- Your instructions:
Restate each of the lines below word for word and drop every picture.

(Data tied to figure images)
BEGIN

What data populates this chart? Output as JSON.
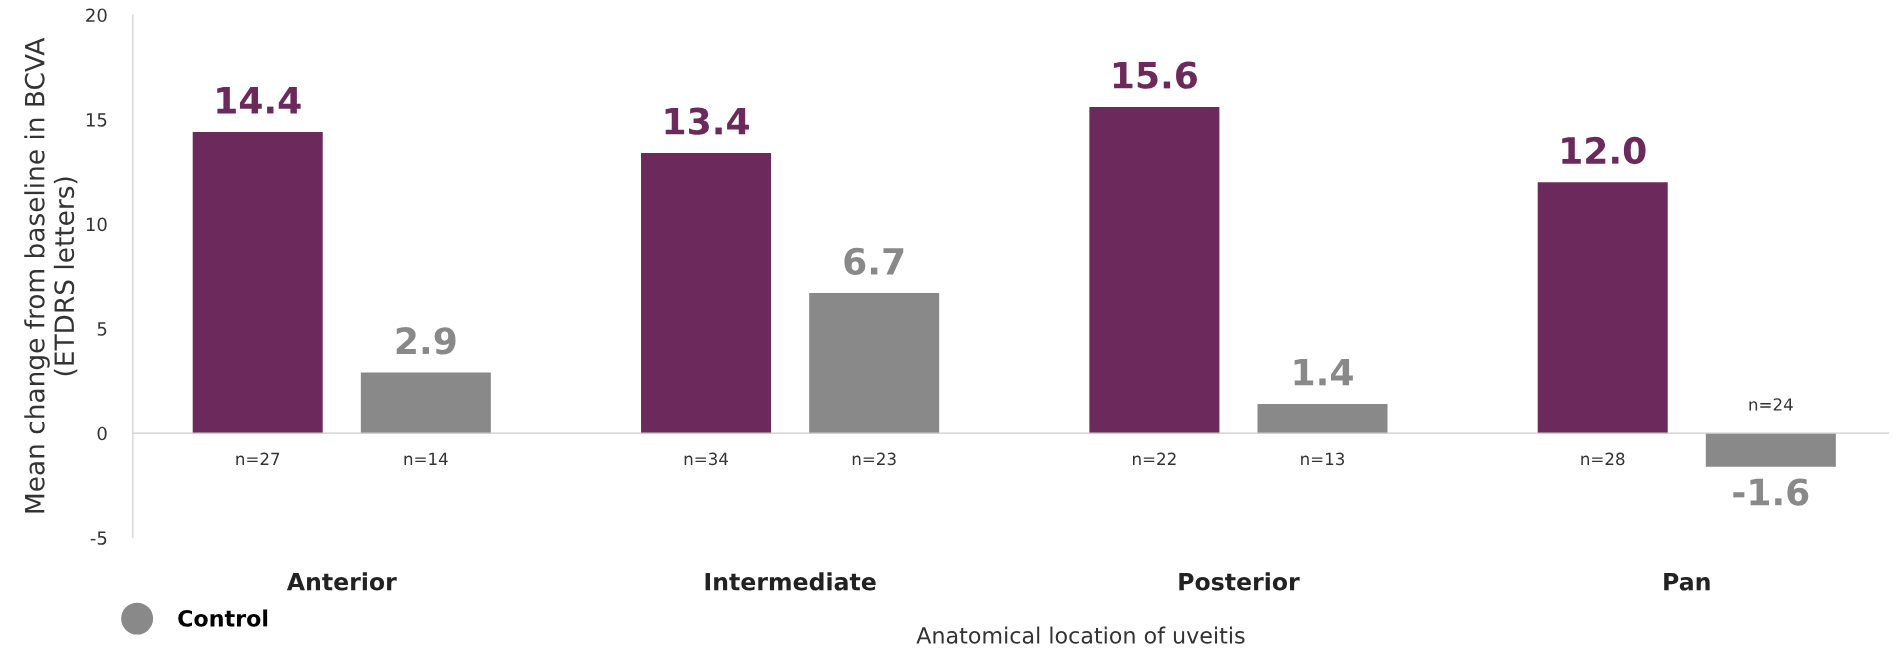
{
  "chart_data": {
    "type": "bar",
    "ylabel": "Mean change from baseline in BCVA\n(ETDRS letters)",
    "xlabel": "Anatomical location of uveitis",
    "categories": [
      "Anterior",
      "Intermediate",
      "Posterior",
      "Pan"
    ],
    "series": [
      {
        "color": "#6b2a5b",
        "values": [
          14.4,
          13.4,
          15.6,
          12.0
        ],
        "value_labels": [
          "14.4",
          "13.4",
          "15.6",
          "12.0"
        ]
      },
      {
        "name": "Control",
        "color": "#898989",
        "values": [
          2.9,
          6.7,
          1.4,
          -1.6
        ],
        "value_labels": [
          "2.9",
          "6.7",
          "1.4",
          "-1.6"
        ]
      }
    ],
    "ylim": [
      -5,
      20
    ],
    "yticks": [
      -5,
      0,
      5,
      10,
      15,
      20
    ],
    "legend": "bottom left",
    "annotations": [
      "n=27",
      "n=14",
      "n=34",
      "n=23",
      "n=22",
      "n=13",
      "n=28",
      "n=24"
    ]
  }
}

END

- Result of the task:
What data populates this chart? Output as JSON.
{
  "chart_data": {
    "type": "bar",
    "ylabel": "Mean change from baseline in BCVA\n(ETDRS letters)",
    "xlabel": "Anatomical location of uveitis",
    "categories": [
      "Anterior",
      "Intermediate",
      "Posterior",
      "Pan"
    ],
    "series": [
      {
        "color": "#6b2a5b",
        "values": [
          14.4,
          13.4,
          15.6,
          12.0
        ],
        "value_labels": [
          "14.4",
          "13.4",
          "15.6",
          "12.0"
        ]
      },
      {
        "name": "Control",
        "color": "#898989",
        "values": [
          2.9,
          6.7,
          1.4,
          -1.6
        ],
        "value_labels": [
          "2.9",
          "6.7",
          "1.4",
          "-1.6"
        ]
      }
    ],
    "ylim": [
      -5,
      20
    ],
    "yticks": [
      -5,
      0,
      5,
      10,
      15,
      20
    ],
    "legend": "bottom left",
    "annotations": [
      "n=27",
      "n=14",
      "n=34",
      "n=23",
      "n=22",
      "n=13",
      "n=28",
      "n=24"
    ]
  }
}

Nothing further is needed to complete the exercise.